== Extracted information ==

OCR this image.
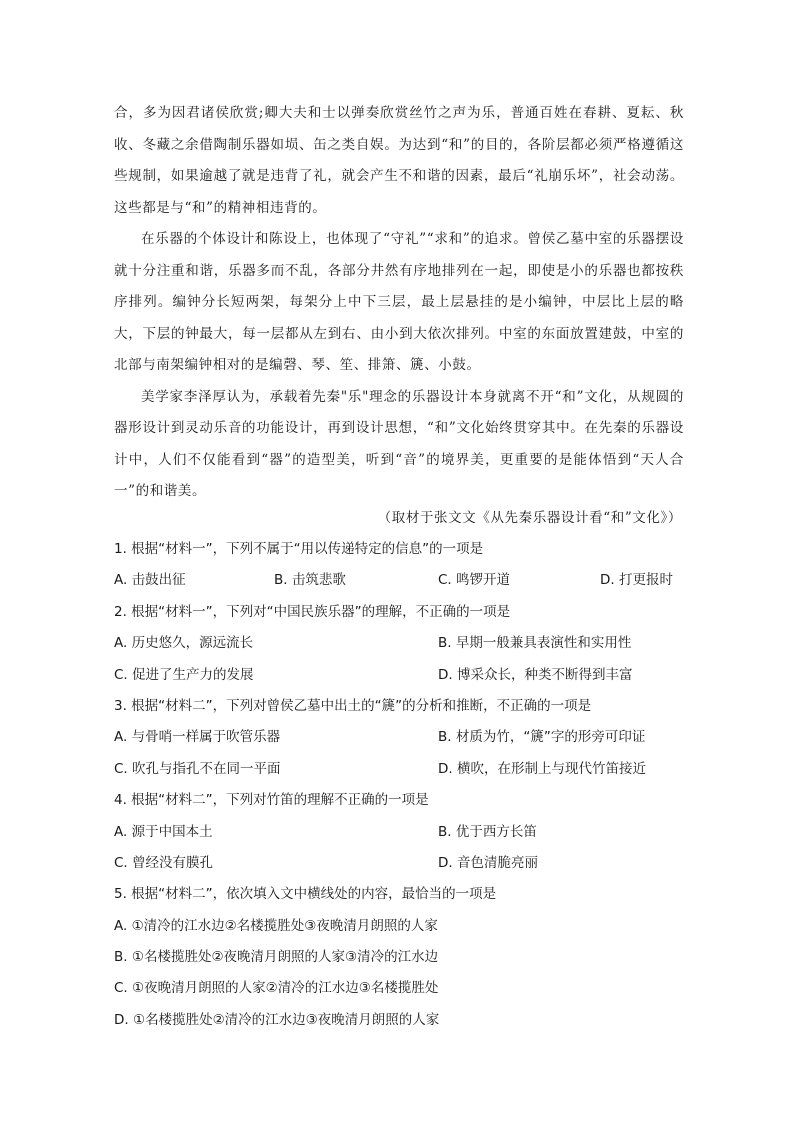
合，多为因君诸侯欣赏;卿大夫和士以弹奏欣赏丝竹之声为乐，普通百姓在春耕、夏耘、秋收、冬藏之余借陶制乐器如埙、缶之类自娱。为达到“和”的目的，各阶层都必须严格遵循这些规制，如果逾越了就是违背了礼，就会产生不和谐的因素，最后“礼崩乐坏”，社会动荡。这些都是与“和”的精神相违背的。

在乐器的个体设计和陈设上，也体现了“守礼”“求和”的追求。曾侯乙墓中室的乐器摆设就十分注重和谐，乐器多而不乱，各部分井然有序地排列在一起，即使是小的乐器也都按秩序排列。编钟分长短两架，每架分上中下三层，最上层悬挂的是小编钟，中层比上层的略大，下层的钟最大，每一层都从左到右、由小到大依次排列。中室的东面放置建鼓，中室的北部与南架编钟相对的是编磬、琴、笙、排箫、篪、小鼓。

美学家李泽厚认为，承载着先秦"乐"理念的乐器设计本身就离不开“和”文化，从规圆的器形设计到灵动乐音的功能设计，再到设计思想，“和”文化始终贯穿其中。在先秦的乐器设计中，人们不仅能看到“器”的造型美，听到“音”的境界美，更重要的是能体悟到“天人合一”的和谐美。

（取材于张文文《从先秦乐器设计看“和”文化》）
1. 根据“材料一”，下列不属于“用以传递特定的信息”的一项是
A. 击鼓出征	B. 击筑悲歌	C. 鸣锣开道	D. 打更报时
2. 根据“材料一”，下列对“中国民族乐器”的理解，不正确的一项是
A. 历史悠久，源远流长	B. 早期一般兼具表演性和实用性
C. 促进了生产力的发展	D. 博采众长，种类不断得到丰富
3. 根据“材料二”，下列对曾侯乙墓中出土的“篪”的分析和推断，不正确的一项是
A. 与骨哨一样属于吹管乐器	B. 材质为竹，“篪”字的形旁可印证
C. 吹孔与指孔不在同一平面	D. 横吹，在形制上与现代竹笛接近
4. 根据“材料二”，下列对竹笛的理解不正确的一项是
A. 源于中国本土	B. 优于西方长笛
C. 曾经没有膜孔	D. 音色清脆亮丽
5. 根据“材料二”，依次填入文中横线处的内容，最恰当的一项是
A. ①清冷的江水边②名楼揽胜处③夜晚清月朗照的人家
B. ①名楼揽胜处②夜晚清月朗照的人家③清冷的江水边
C. ①夜晚清月朗照的人家②清冷的江水边③名楼揽胜处
D. ①名楼揽胜处②清冷的江水边③夜晚清月朗照的人家
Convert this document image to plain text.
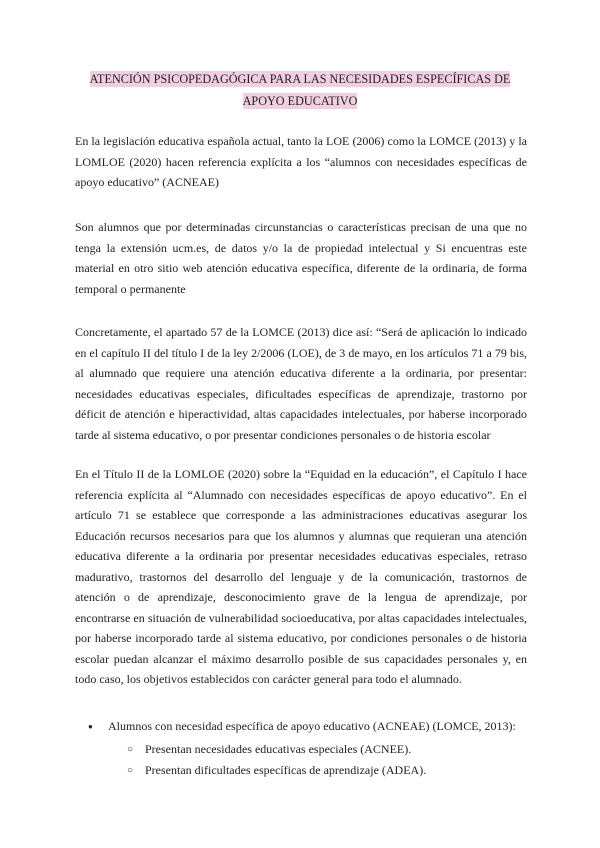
ATENCIÓN PSICOPEDAGÓGICA PARA LAS NECESIDADES ESPECÍFICAS DE
APOYO EDUCATIVO

En la legislación educativa española actual, tanto la LOE (2006) como la LOMCE (2013) y la LOMLOE (2020) hacen referencia explícita a los “alumnos con necesidades específicas de apoyo educativo” (ACNEAE)

Son alumnos que por determinadas circunstancias o características precisan de una que no tenga la extensión ucm.es, de datos y/o la de propiedad intelectual y Si encuentras este material en otro sitio web atención educativa específica, diferente de la ordinaria, de forma temporal o permanente

Concretamente, el apartado 57 de la LOMCE (2013) dice así: “Será de aplicación lo indicado en el capítulo II del título I de la ley 2/2006 (LOE), de 3 de mayo, en los artículos 71 a 79 bis, al alumnado que requiere una atención educativa diferente a la ordinaria, por presentar: necesidades educativas especiales, dificultades específicas de aprendizaje, trastorno por déficit de atención e hiperactividad, altas capacidades intelectuales, por haberse incorporado tarde al sistema educativo, o por presentar condiciones personales o de historia escolar

En el Título II de la LOMLOE (2020) sobre la “Equidad en la educación”, el Capítulo I hace referencia explícita al “Alumnado con necesidades específicas de apoyo educativo”. En el artículo 71 se establece que corresponde a las administraciones educativas asegurar los Educación recursos necesarios para que los alumnos y alumnas que requieran una atención educativa diferente a la ordinaria por presentar necesidades educativas especiales, retraso madurativo, trastornos del desarrollo del lenguaje y de la comunicación, trastornos de atención o de aprendizaje, desconocimiento grave de la lengua de aprendizaje, por encontrarse en situación de vulnerabilidad socioeducativa, por altas capacidades intelectuales, por haberse incorporado tarde al sistema educativo, por condiciones personales o de historia escolar puedan alcanzar el máximo desarrollo posible de sus capacidades personales y, en todo caso, los objetivos establecidos con carácter general para todo el alumnado.

● Alumnos con necesidad específica de apoyo educativo (ACNEAE) (LOMCE, 2013):
○ Presentan necesidades educativas especiales (ACNEE).
○ Presentan dificultades específicas de aprendizaje (ADEA).
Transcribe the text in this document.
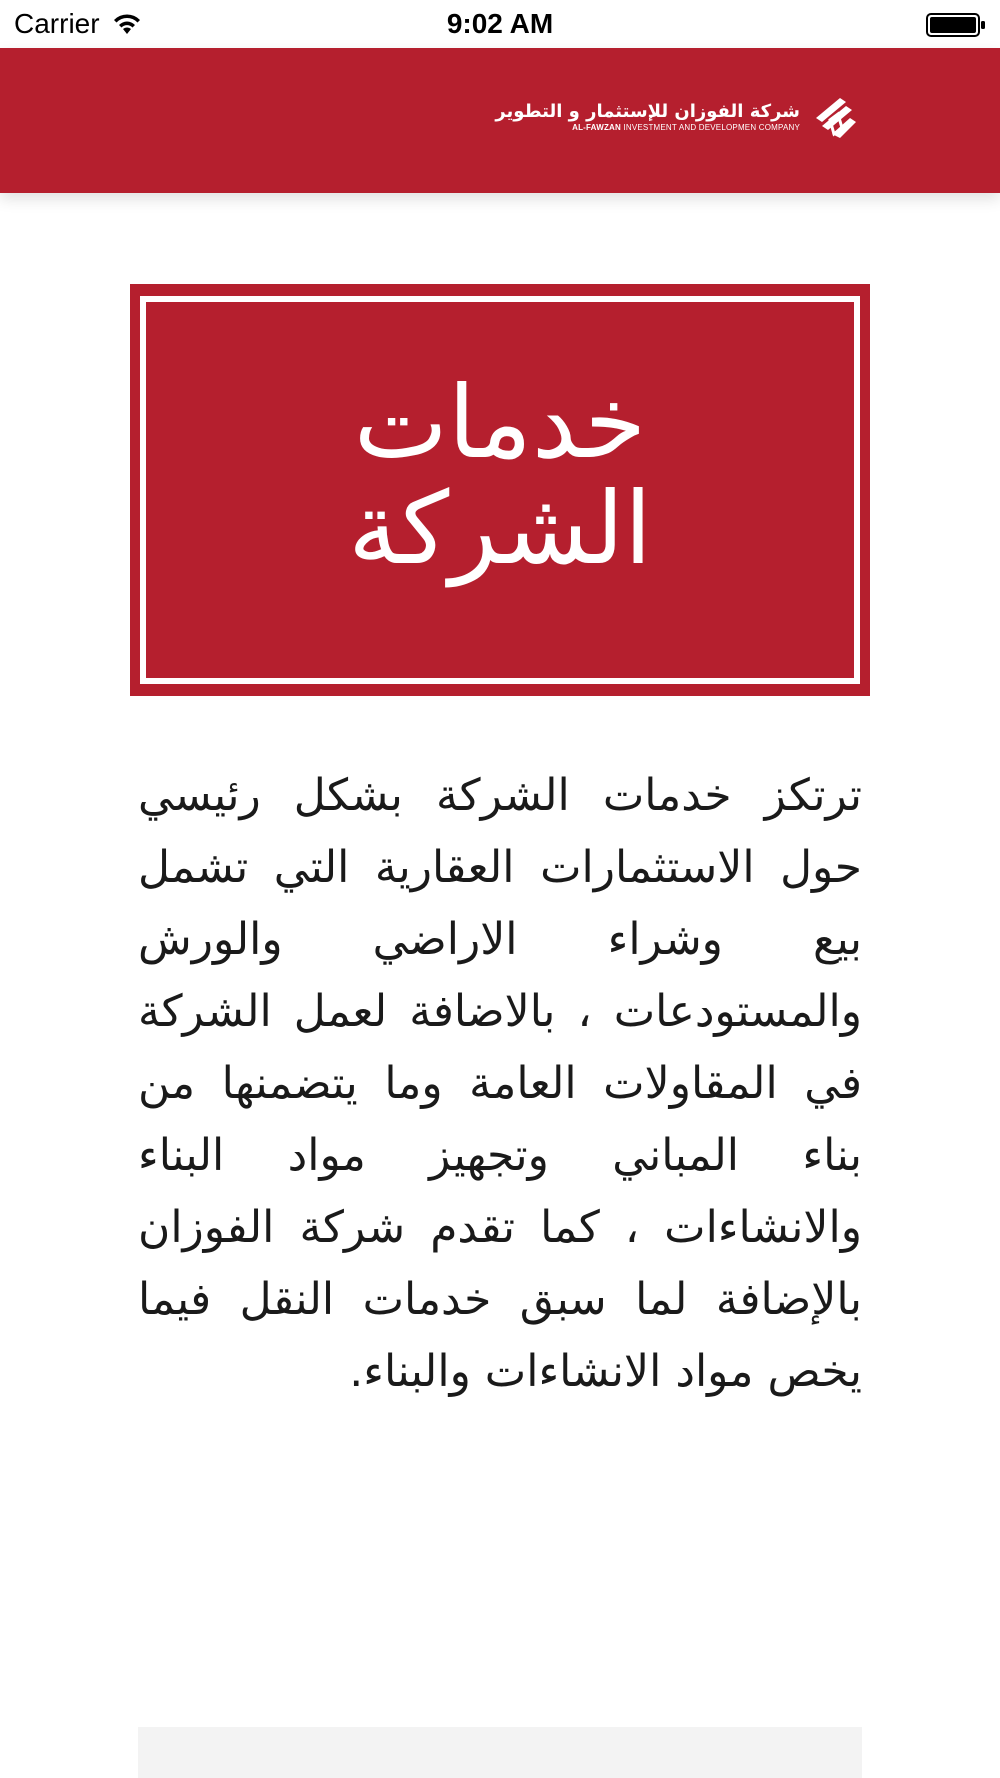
Carrier	9:02 AM
شركة الفوزان للإستثمار و التطوير
AL-FAWZAN INVESTMENT AND DEVELOPMEN COMPANY
خدمات
الشركة
ترتكز خدمات الشركة بشكل رئيسي حول الاستثمارات العقارية التي تشمل بيع وشراء الاراضي والورش والمستودعات ، بالاضافة لعمل الشركة في المقاولات العامة وما يتضمنها من بناء المباني وتجهيز مواد البناء والانشاءات ، كما تقدم شركة الفوزان بالإضافة لما سبق خدمات النقل فيما يخص مواد الانشاءات والبناء.
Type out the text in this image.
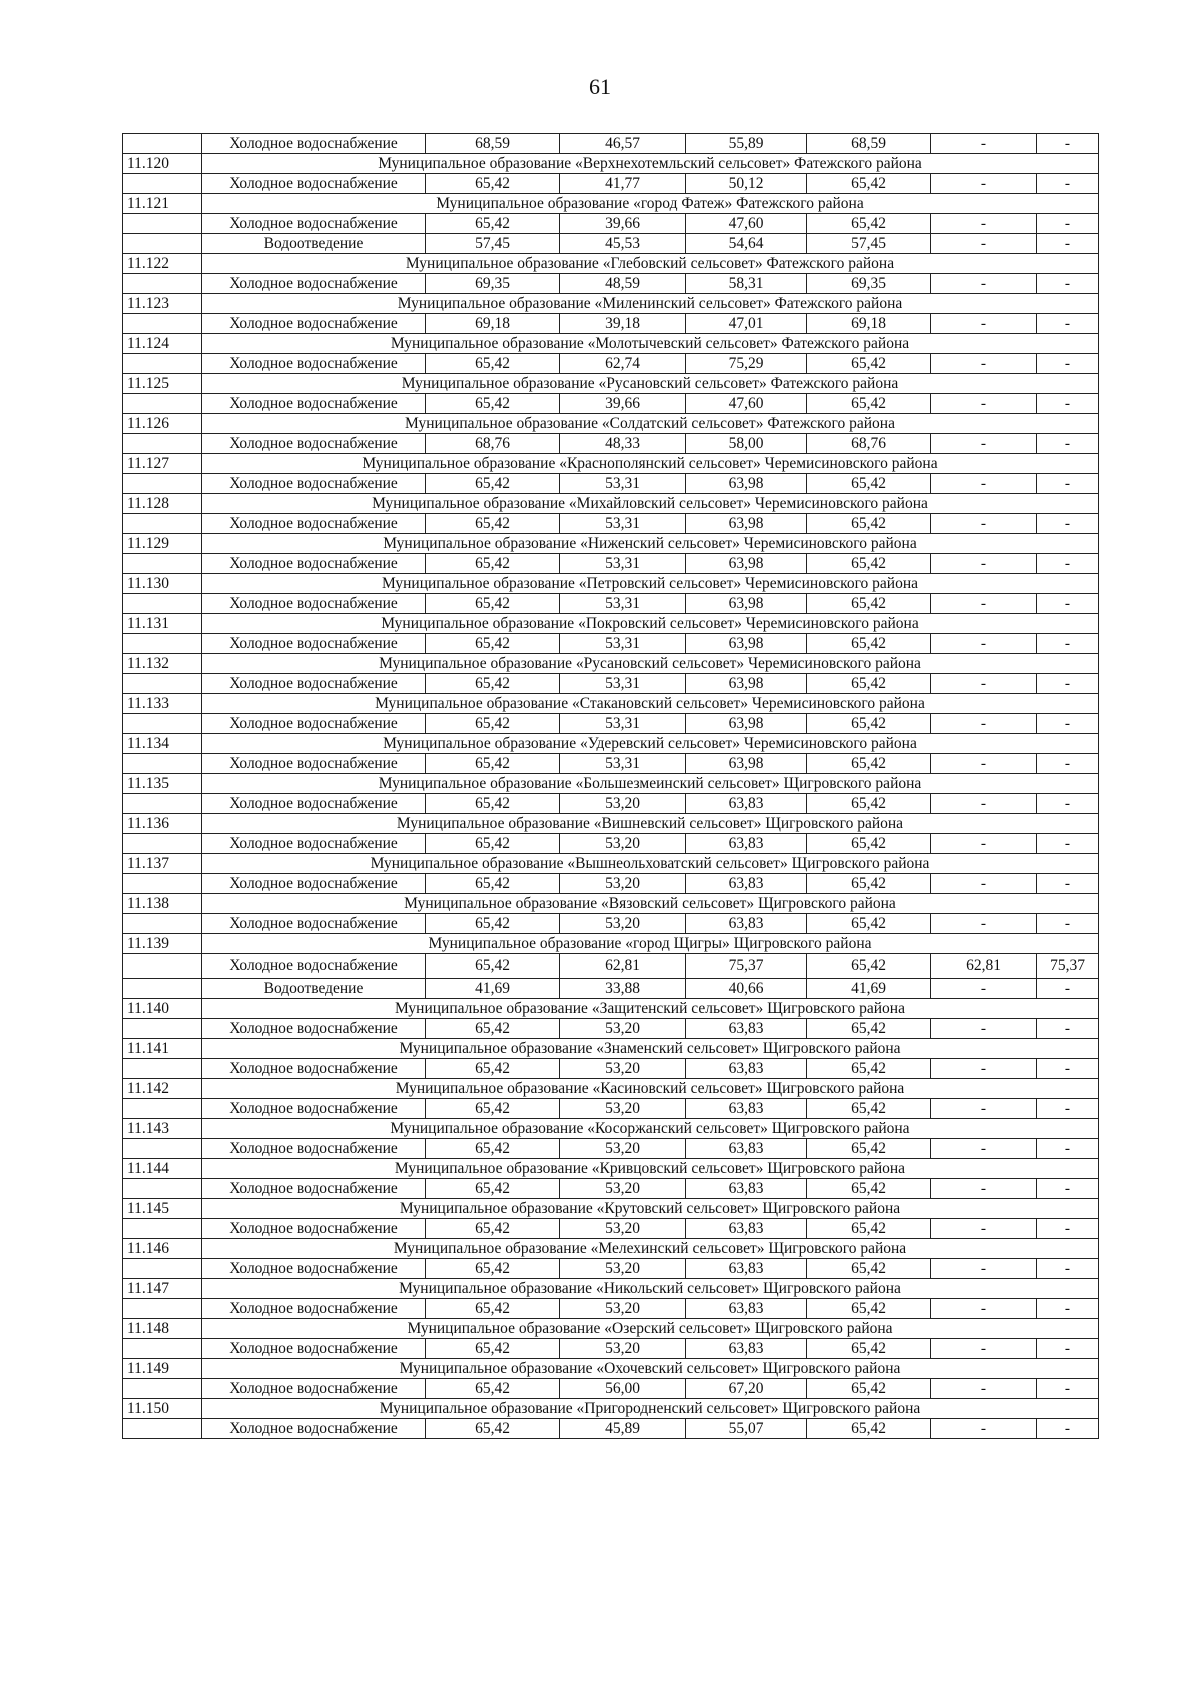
61
	Холодное водоснабжение	68,59	46,57	55,89	68,59	-	-
11.120	Муниципальное образование «Верхнехотемльский сельсовет» Фатежского района						
	Холодное водоснабжение	65,42	41,77	50,12	65,42	-	-
11.121	Муниципальное образование «город Фатеж» Фатежского района						
	Холодное водоснабжение	65,42	39,66	47,60	65,42	-	-
	Водоотведение	57,45	45,53	54,64	57,45	-	-
11.122	Муниципальное образование «Глебовский сельсовет» Фатежского района						
	Холодное водоснабжение	69,35	48,59	58,31	69,35	-	-
11.123	Муниципальное образование «Миленинский сельсовет» Фатежского района						
	Холодное водоснабжение	69,18	39,18	47,01	69,18	-	-
11.124	Муниципальное образование «Молотычевский сельсовет» Фатежского района						
	Холодное водоснабжение	65,42	62,74	75,29	65,42	-	-
11.125	Муниципальное образование «Русановский сельсовет» Фатежского района						
	Холодное водоснабжение	65,42	39,66	47,60	65,42	-	-
11.126	Муниципальное образование «Солдатский сельсовет» Фатежского района						
	Холодное водоснабжение	68,76	48,33	58,00	68,76	-	-
11.127	Муниципальное образование «Краснополянский сельсовет» Черемисиновского района						
	Холодное водоснабжение	65,42	53,31	63,98	65,42	-	-
11.128	Муниципальное образование «Михайловский сельсовет» Черемисиновского района						
	Холодное водоснабжение	65,42	53,31	63,98	65,42	-	-
11.129	Муниципальное образование «Ниженский сельсовет» Черемисиновского района						
	Холодное водоснабжение	65,42	53,31	63,98	65,42	-	-
11.130	Муниципальное образование «Петровский сельсовет» Черемисиновского района						
	Холодное водоснабжение	65,42	53,31	63,98	65,42	-	-
11.131	Муниципальное образование «Покровский сельсовет» Черемисиновского района						
	Холодное водоснабжение	65,42	53,31	63,98	65,42	-	-
11.132	Муниципальное образование «Русановский сельсовет» Черемисиновского района						
	Холодное водоснабжение	65,42	53,31	63,98	65,42	-	-
11.133	Муниципальное образование «Стакановский сельсовет» Черемисиновского района						
	Холодное водоснабжение	65,42	53,31	63,98	65,42	-	-
11.134	Муниципальное образование «Удеревский сельсовет» Черемисиновского района						
	Холодное водоснабжение	65,42	53,31	63,98	65,42	-	-
11.135	Муниципальное образование «Большезмеинский сельсовет» Щигровского района						
	Холодное водоснабжение	65,42	53,20	63,83	65,42	-	-
11.136	Муниципальное образование «Вишневский сельсовет» Щигровского района						
	Холодное водоснабжение	65,42	53,20	63,83	65,42	-	-
11.137	Муниципальное образование «Вышнеольховатский сельсовет» Щигровского района						
	Холодное водоснабжение	65,42	53,20	63,83	65,42	-	-
11.138	Муниципальное образование «Вязовский сельсовет» Щигровского района						
	Холодное водоснабжение	65,42	53,20	63,83	65,42	-	-
11.139	Муниципальное образование «город Щигры» Щигровского района						
	Холодное водоснабжение	65,42	62,81	75,37	65,42	62,81	75,37
	Водоотведение	41,69	33,88	40,66	41,69	-	-
11.140	Муниципальное образование «Защитенский сельсовет» Щигровского района						
	Холодное водоснабжение	65,42	53,20	63,83	65,42	-	-
11.141	Муниципальное образование «Знаменский сельсовет» Щигровского района						
	Холодное водоснабжение	65,42	53,20	63,83	65,42	-	-
11.142	Муниципальное образование «Касиновский сельсовет» Щигровского района						
	Холодное водоснабжение	65,42	53,20	63,83	65,42	-	-
11.143	Муниципальное образование «Косоржанский сельсовет» Щигровского района						
	Холодное водоснабжение	65,42	53,20	63,83	65,42	-	-
11.144	Муниципальное образование «Кривцовский сельсовет» Щигровского района						
	Холодное водоснабжение	65,42	53,20	63,83	65,42	-	-
11.145	Муниципальное образование «Крутовский сельсовет» Щигровского района						
	Холодное водоснабжение	65,42	53,20	63,83	65,42	-	-
11.146	Муниципальное образование «Мелехинский сельсовет» Щигровского района						
	Холодное водоснабжение	65,42	53,20	63,83	65,42	-	-
11.147	Муниципальное образование «Никольский сельсовет» Щигровского района						
	Холодное водоснабжение	65,42	53,20	63,83	65,42	-	-
11.148	Муниципальное образование «Озерский сельсовет» Щигровского района						
	Холодное водоснабжение	65,42	53,20	63,83	65,42	-	-
11.149	Муниципальное образование «Охочевский сельсовет» Щигровского района						
	Холодное водоснабжение	65,42	56,00	67,20	65,42	-	-
11.150	Муниципальное образование «Пригородненский сельсовет» Щигровского района						
	Холодное водоснабжение	65,42	45,89	55,07	65,42	-	-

== Written request ==
Extract every line above that contains the word "Presentan".

== Task response ==
○ Presentan necesidades educativas especiales (ACNEE).
○ Presentan dificultades específicas de aprendizaje (ADEA).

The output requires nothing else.